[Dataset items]

────────────────────

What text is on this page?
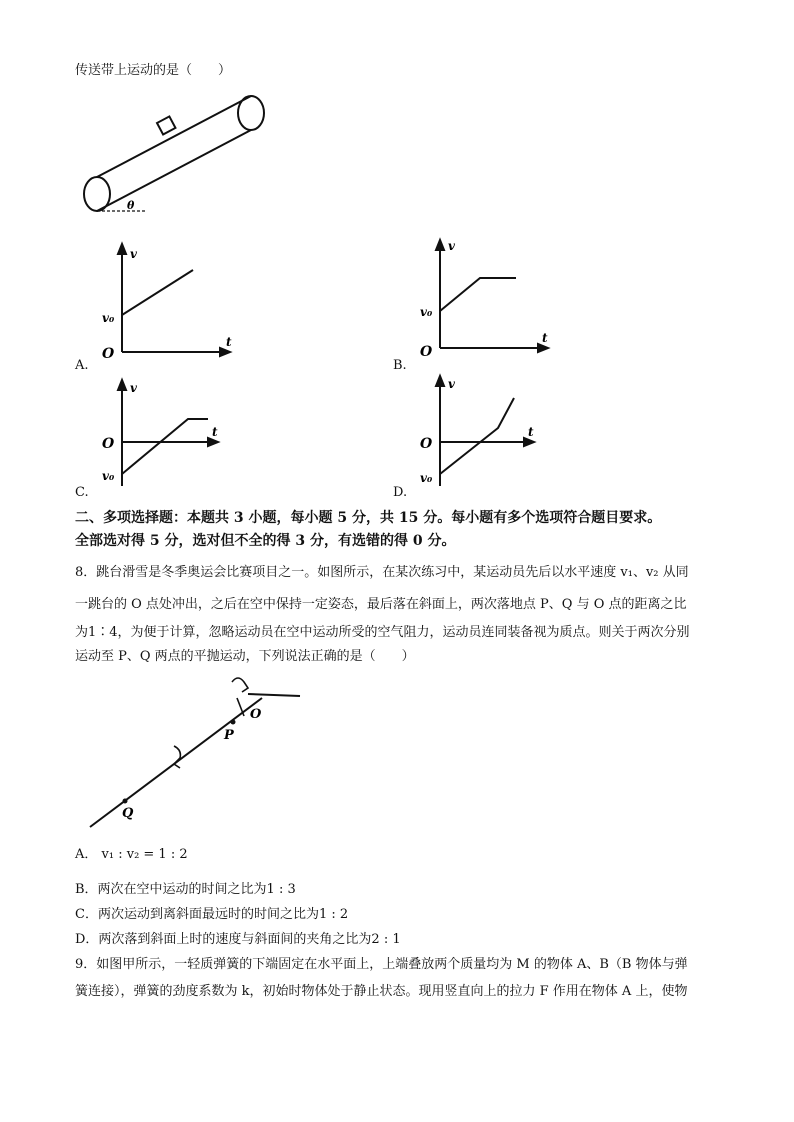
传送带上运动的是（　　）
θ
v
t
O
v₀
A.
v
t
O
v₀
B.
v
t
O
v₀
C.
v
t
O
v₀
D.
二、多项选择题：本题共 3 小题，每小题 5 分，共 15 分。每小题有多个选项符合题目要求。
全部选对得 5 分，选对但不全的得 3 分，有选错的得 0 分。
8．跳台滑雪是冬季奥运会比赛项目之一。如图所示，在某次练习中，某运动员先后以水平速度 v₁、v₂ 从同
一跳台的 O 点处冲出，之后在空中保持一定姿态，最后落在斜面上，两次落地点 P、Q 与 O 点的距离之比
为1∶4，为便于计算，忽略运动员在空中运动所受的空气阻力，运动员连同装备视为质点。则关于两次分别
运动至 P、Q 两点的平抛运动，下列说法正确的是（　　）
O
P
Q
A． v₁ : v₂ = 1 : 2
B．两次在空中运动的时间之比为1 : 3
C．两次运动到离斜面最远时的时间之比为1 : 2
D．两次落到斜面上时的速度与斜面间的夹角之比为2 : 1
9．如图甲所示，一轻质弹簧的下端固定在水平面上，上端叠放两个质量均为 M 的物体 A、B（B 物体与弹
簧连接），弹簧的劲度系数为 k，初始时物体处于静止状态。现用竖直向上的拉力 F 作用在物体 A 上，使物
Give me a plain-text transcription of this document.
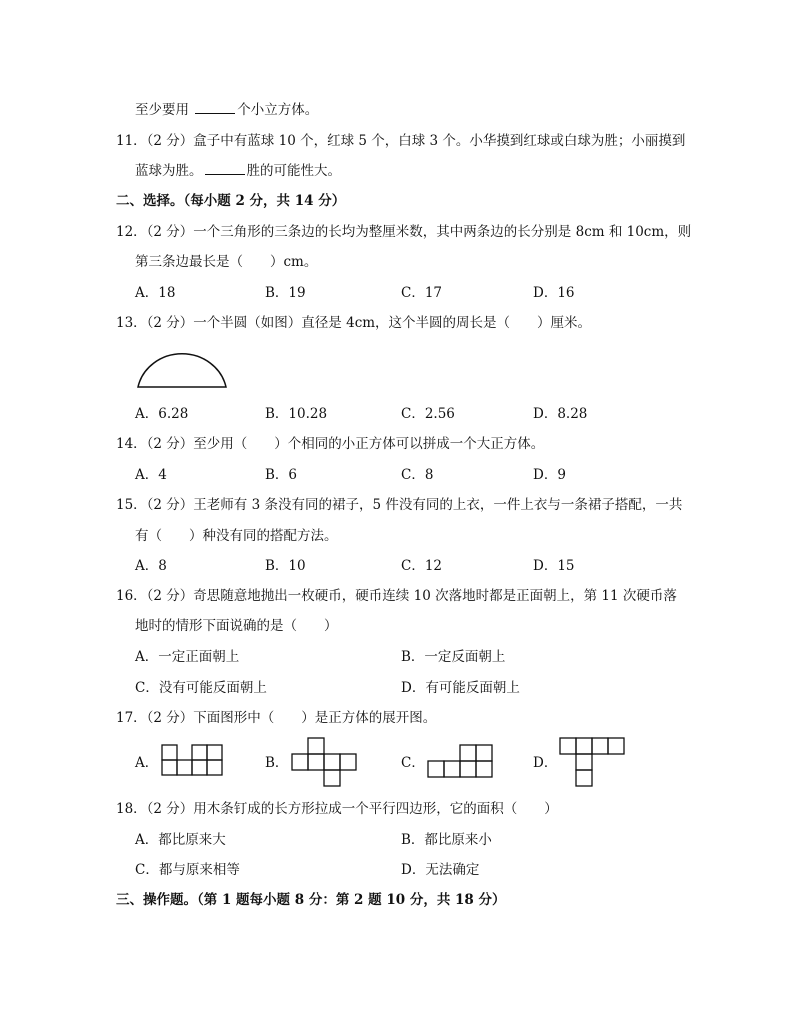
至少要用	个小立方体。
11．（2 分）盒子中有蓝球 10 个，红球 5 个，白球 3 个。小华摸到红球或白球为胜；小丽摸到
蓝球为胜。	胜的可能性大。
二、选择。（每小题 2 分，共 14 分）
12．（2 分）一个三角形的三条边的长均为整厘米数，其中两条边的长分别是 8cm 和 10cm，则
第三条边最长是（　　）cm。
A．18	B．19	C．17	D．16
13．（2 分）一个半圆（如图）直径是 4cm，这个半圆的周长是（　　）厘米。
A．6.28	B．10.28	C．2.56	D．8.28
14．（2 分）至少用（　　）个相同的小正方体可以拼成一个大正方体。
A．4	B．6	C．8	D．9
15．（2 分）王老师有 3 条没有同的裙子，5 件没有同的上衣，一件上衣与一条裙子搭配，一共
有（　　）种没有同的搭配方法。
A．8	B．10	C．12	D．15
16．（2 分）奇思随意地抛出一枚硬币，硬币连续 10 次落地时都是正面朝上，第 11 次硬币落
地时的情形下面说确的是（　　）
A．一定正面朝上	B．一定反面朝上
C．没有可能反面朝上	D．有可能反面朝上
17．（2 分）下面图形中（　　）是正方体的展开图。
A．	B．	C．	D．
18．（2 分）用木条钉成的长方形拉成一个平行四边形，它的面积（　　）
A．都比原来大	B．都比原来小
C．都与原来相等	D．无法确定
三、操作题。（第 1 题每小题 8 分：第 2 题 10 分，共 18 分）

────────────────────

Task directions ▸
Quote the material exactly. Pictures stay out.

Reply to the task ▸
What text is on this page?
传送带上运动的是（　　）
θ
v
t
O
v₀
A.
v
t
O
v₀
B.
v
t
O
v₀
C.
v
t
O
v₀
D.
二、多项选择题：本题共 3 小题，每小题 5 分，共 15 分。每小题有多个选项符合题目要求。
全部选对得 5 分，选对但不全的得 3 分，有选错的得 0 分。
8．跳台滑雪是冬季奥运会比赛项目之一。如图所示，在某次练习中，某运动员先后以水平速度 v₁、v₂ 从同
一跳台的 O 点处冲出，之后在空中保持一定姿态，最后落在斜面上，两次落地点 P、Q 与 O 点的距离之比
为1∶4，为便于计算，忽略运动员在空中运动所受的空气阻力，运动员连同装备视为质点。则关于两次分别
运动至 P、Q 两点的平抛运动，下列说法正确的是（　　）
O
P
Q
A． v₁ : v₂ = 1 : 2
B．两次在空中运动的时间之比为1 : 3
C．两次运动到离斜面最远时的时间之比为1 : 2
D．两次落到斜面上时的速度与斜面间的夹角之比为2 : 1
9．如图甲所示，一轻质弹簧的下端固定在水平面上，上端叠放两个质量均为 M 的物体 A、B（B 物体与弹
簧连接），弹簧的劲度系数为 k，初始时物体处于静止状态。现用竖直向上的拉力 F 作用在物体 A 上，使物
Give me a plain-text transcription of this document.
至少要用	个小立方体。
11．（2 分）盒子中有蓝球 10 个，红球 5 个，白球 3 个。小华摸到红球或白球为胜；小丽摸到
蓝球为胜。	胜的可能性大。
二、选择。（每小题 2 分，共 14 分）
12．（2 分）一个三角形的三条边的长均为整厘米数，其中两条边的长分别是 8cm 和 10cm，则
第三条边最长是（　　）cm。
A．18	B．19	C．17	D．16
13．（2 分）一个半圆（如图）直径是 4cm，这个半圆的周长是（　　）厘米。
A．6.28	B．10.28	C．2.56	D．8.28
14．（2 分）至少用（　　）个相同的小正方体可以拼成一个大正方体。
A．4	B．6	C．8	D．9
15．（2 分）王老师有 3 条没有同的裙子，5 件没有同的上衣，一件上衣与一条裙子搭配，一共
有（　　）种没有同的搭配方法。
A．8	B．10	C．12	D．15
16．（2 分）奇思随意地抛出一枚硬币，硬币连续 10 次落地时都是正面朝上，第 11 次硬币落
地时的情形下面说确的是（　　）
A．一定正面朝上	B．一定反面朝上
C．没有可能反面朝上	D．有可能反面朝上
17．（2 分）下面图形中（　　）是正方体的展开图。
A．	B．	C．	D．
18．（2 分）用木条钉成的长方形拉成一个平行四边形，它的面积（　　）
A．都比原来大	B．都比原来小
C．都与原来相等	D．无法确定
三、操作题。（第 1 题每小题 8 分：第 2 题 10 分，共 18 分）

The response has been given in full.